É proibido rir

março 07, 2021

Quem já brincou da brincadeira do sério na qual perde quem ri primeiro sabe como é difícil conter o riso. O objetivo é ficar sério diante de outra pessoa, o que parece fácil, mas é extremamente difícil controlar a vontade de rir diante do outro. O mais estranho é que não é preciso o outro fazer nada para rirmos, basta que o riso seja proibido. É a proibição que produz o riso.

Diante de todas as proibições culturais e legais, a proibição do riso é a principal delas. Rir é algo desrespeitoso e ilegal, um desacato diante da seriedade policial, mas também de uma seriedade real. A realidade assim como a realeza não gosta que riam, pelo menos não de si. Mesmo que não se seja sério é preciso manter a aparência de seriedade como no jogo do sério, não podendo rir. Deve-se controlar o riso pondo a mão na boca, mordendo a bochecha por dentro, trincando os dentes, controlar essa força vital que vem não se sabe de onde e nos faz gargalhar.

Nada mais problemático para o filósofo e para o político do que o riso, Sócrates, que o diga, pois, mesmo irônico e tirando do sério seus adversários em argumentos, de certo modo levando ao riso aqueles mais espirituosos ao lerem seus debates, ele não gostou nada da caricatura que Aristófanes fez de si como sofista. Ou, podemos dizer, que Platão não gostou nada disso, de ver seu mestre, o maior filósofo grego até então, comparado àqueles a quem ele o opunha dialeticamente em busca do conhecimento verdadeiro, o de uma Ideia verdadeira para além de uma opinião, por assim dizer, risível. Muito menos gostaram os políticos de Atenas de verem Sócrates ironizando as tradições religiosas e os mitos há tempos cultivados pelos gregos e fazendo, de certo modo, rir aqueles que já não acreditavam nas histórias dos Antigos.

É também antiga a história do segundo livro da Poética de Aristóteles no qual, depois de analisar a tragédia, analisaria a comédia e, portanto, o riso, mas que nunca foi escrito por si, o que alguns muito lamentam. Contudo, talvez devamos nos perguntar se o autor que expressou tão bem a sensação catártica trágica conseguiria expressar de igual o modo o riso e se este não seria senão um riso catártico, isto é, um desdobramento trágico da comédia, um riso trágico, por exemplo, o riso de Édipo rei ao descobrir que matara seu pai, casara com sua mãe e tivera quatro filhos com ela. No caso, o riso de um louco diante da realidade a qual acabava, enfim, de conhecer, oprimido por tudo que tinha feito e do qual buscaria se livrar rindo. Talvez se pense que seria absurdo rir numa situação dessas, mas por que não? O que impede de se rir da tragédia se a comédia é senão o oposto do trágico?

### Informações fornecidas
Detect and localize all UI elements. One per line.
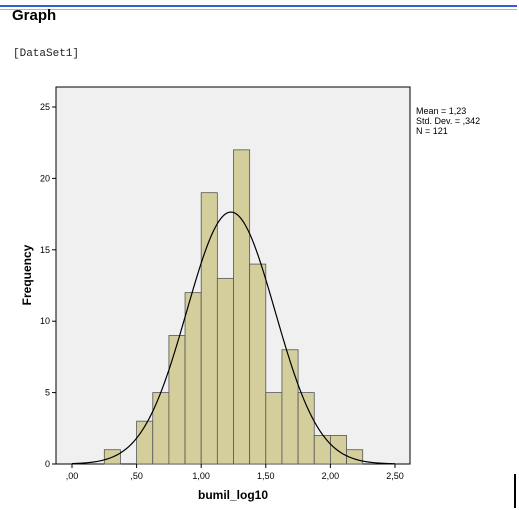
stats-box: Mean = 1,23 Std. Dev. = ,342 N = 121 bbox=[416, 106, 480, 136]
histogram-bar bbox=[329, 435, 347, 465]
histogram-bar bbox=[233, 149, 251, 465]
y-tick-label: 0 bbox=[45, 459, 50, 469]
histogram-bar bbox=[249, 263, 267, 465]
histogram-bar bbox=[265, 392, 283, 465]
stats-std-dev: Std. Dev. = ,342 bbox=[416, 116, 480, 126]
histogram-bar bbox=[281, 349, 299, 465]
y-tick-label: 20 bbox=[40, 173, 50, 183]
dataset-label: [DataSet1] bbox=[13, 48, 80, 60]
y-tick-label: 15 bbox=[40, 245, 50, 255]
normal-curve bbox=[71, 211, 396, 465]
histogram-bar bbox=[184, 292, 202, 465]
x-tick-label: 2,50 bbox=[386, 471, 404, 481]
stats-mean: Mean = 1,23 bbox=[416, 106, 466, 116]
x-tick-label: 1,50 bbox=[257, 471, 275, 481]
page-title: Graph bbox=[12, 7, 57, 24]
histogram-bar bbox=[297, 392, 315, 465]
y-axis-title: Frequency bbox=[20, 244, 34, 305]
histogram-bar bbox=[152, 392, 170, 465]
histogram-bar bbox=[200, 192, 218, 465]
histogram-bar bbox=[216, 277, 234, 465]
x-tick-label: 2,00 bbox=[322, 471, 340, 481]
y-tick-label: 10 bbox=[40, 316, 50, 326]
x-tick-label: ,00 bbox=[66, 471, 79, 481]
histogram-bar bbox=[313, 435, 331, 465]
y-tick-label: 5 bbox=[45, 388, 50, 398]
x-tick-label: ,50 bbox=[130, 471, 143, 481]
x-axis-title: bumil_log10 bbox=[198, 488, 268, 502]
histogram-bar bbox=[168, 335, 186, 465]
header-rule bbox=[0, 5, 517, 7]
text-cursor bbox=[514, 474, 516, 508]
x-tick-label: 1,00 bbox=[192, 471, 210, 481]
stats-n: N = 121 bbox=[416, 126, 448, 136]
header-rule-secondary bbox=[0, 9, 517, 10]
y-tick-label: 25 bbox=[40, 102, 50, 112]
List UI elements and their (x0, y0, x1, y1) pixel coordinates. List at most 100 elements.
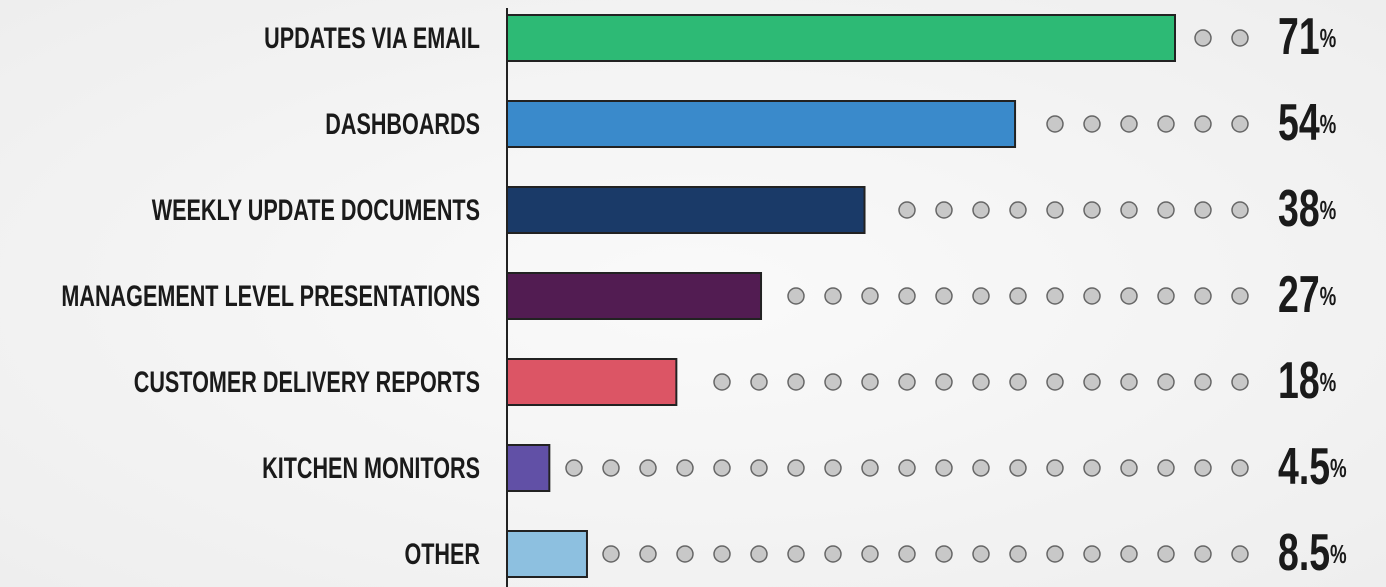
dot (787, 287, 805, 305)
dot (1046, 373, 1064, 391)
dot (972, 545, 990, 563)
dot (750, 459, 768, 477)
dot (750, 373, 768, 391)
dot (972, 287, 990, 305)
bar (506, 186, 866, 234)
dot (1157, 373, 1175, 391)
dot (972, 373, 990, 391)
dot (1194, 459, 1212, 477)
category-label: MANAGEMENT LEVEL PRESENTATIONS (61, 278, 480, 312)
dot (676, 545, 694, 563)
dot (935, 545, 953, 563)
dot (1194, 545, 1212, 563)
value-label: 54% (1278, 93, 1336, 152)
dot (1157, 201, 1175, 219)
value-unit: % (1320, 23, 1337, 53)
value-label: 4.5% (1278, 437, 1347, 496)
dot (602, 545, 620, 563)
value-unit: % (1320, 109, 1337, 139)
dot (1231, 373, 1249, 391)
dot (1046, 459, 1064, 477)
dot (713, 373, 731, 391)
dot (1231, 201, 1249, 219)
dot (1046, 115, 1064, 133)
bar (506, 358, 678, 406)
dot (1120, 459, 1138, 477)
value-unit: % (1320, 195, 1337, 225)
dot (935, 201, 953, 219)
dot (713, 459, 731, 477)
dot (1157, 115, 1175, 133)
dot (1194, 201, 1212, 219)
dot (972, 201, 990, 219)
value-number: 4.5 (1278, 437, 1330, 496)
dot (1120, 287, 1138, 305)
dot (1046, 201, 1064, 219)
dot (1083, 201, 1101, 219)
dot (898, 459, 916, 477)
dot (787, 373, 805, 391)
dot (1120, 545, 1138, 563)
dot (1157, 545, 1175, 563)
bar (506, 14, 1176, 62)
dot (1009, 201, 1027, 219)
value-number: 38 (1278, 179, 1320, 238)
dot (1046, 545, 1064, 563)
category-label: WEEKLY UPDATE DOCUMENTS (152, 192, 480, 226)
dot (1231, 115, 1249, 133)
category-label: KITCHEN MONITORS (262, 450, 480, 484)
dot (1231, 287, 1249, 305)
dot (861, 373, 879, 391)
value-label: 38% (1278, 179, 1336, 238)
value-number: 54 (1278, 93, 1320, 152)
bar (506, 272, 763, 320)
dot (1231, 545, 1249, 563)
dot (1083, 115, 1101, 133)
dot (1083, 287, 1101, 305)
dot (935, 373, 953, 391)
dot (639, 459, 657, 477)
dot (824, 545, 842, 563)
value-number: 71 (1278, 7, 1320, 66)
dot (824, 459, 842, 477)
dot (1009, 373, 1027, 391)
dot (1231, 459, 1249, 477)
category-label: DASHBOARDS (325, 106, 480, 140)
dot (1194, 373, 1212, 391)
dot (1157, 287, 1175, 305)
dot (898, 373, 916, 391)
value-label: 8.5% (1278, 523, 1347, 582)
dot (1083, 373, 1101, 391)
bar (506, 444, 551, 492)
dot (1157, 459, 1175, 477)
dot (787, 545, 805, 563)
value-unit: % (1320, 367, 1337, 397)
dot (861, 287, 879, 305)
category-label: CUSTOMER DELIVERY REPORTS (134, 364, 480, 398)
dot (1120, 201, 1138, 219)
dot (750, 545, 768, 563)
dot (935, 287, 953, 305)
category-label: OTHER (404, 536, 480, 570)
dot (1194, 115, 1212, 133)
dot (898, 545, 916, 563)
dot (861, 459, 879, 477)
dot (639, 545, 657, 563)
dot (1120, 115, 1138, 133)
value-number: 8.5 (1278, 523, 1330, 582)
dot (935, 459, 953, 477)
category-label: UPDATES VIA EMAIL (264, 20, 480, 54)
value-label: 71% (1278, 7, 1336, 66)
value-number: 27 (1278, 265, 1320, 324)
value-unit: % (1330, 539, 1347, 569)
dot (824, 287, 842, 305)
dot (787, 459, 805, 477)
bar (506, 530, 588, 578)
dot (602, 459, 620, 477)
dot (1083, 545, 1101, 563)
value-label: 27% (1278, 265, 1336, 324)
dot (898, 201, 916, 219)
dot (1120, 373, 1138, 391)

### Tarefas a realizar
A) Conte quantas linhas das entradas contêm a palavra "elements", diferenciando maiúsculas de minúsculas. Responda somente com o número.
B) Retome o texto sobre a proibição do riso logo após a última frase apresentada e dê-lhe continuidade.

### Resultados por tarefa
A) 2

B)
Ao se considerar o riso como louco diante do que é trágico, o que se demonstra é que o riso é proibido na realidade, ainda mais, quando a realidade se expressa em toda sua seriedade na tragédia, e sua catarse deve ser motivada pelo medo e não pelo destemor. Se o riso é louco é porque é proibido rir diante de uma situação trágica e somente um louco, isto é, alguém que não tem conhecimento ou consciência da realidade poderia fazer isso. Há uma clara oposição do riso à realidade e seria preciso opor todos os conceitos da Poética trágica de Aristóteles para que se pudesse exprimir o riso da comédia, e não se pode dizer, seriamente, que o autor da Metafísica, Ética a Nicômaco e Política, que sustentam ainda hoje a cabeça do Ocidente, fosse capaz se opor a tudo que disse sobre o trágico e esquecesse toda a seriedade de seus escritos.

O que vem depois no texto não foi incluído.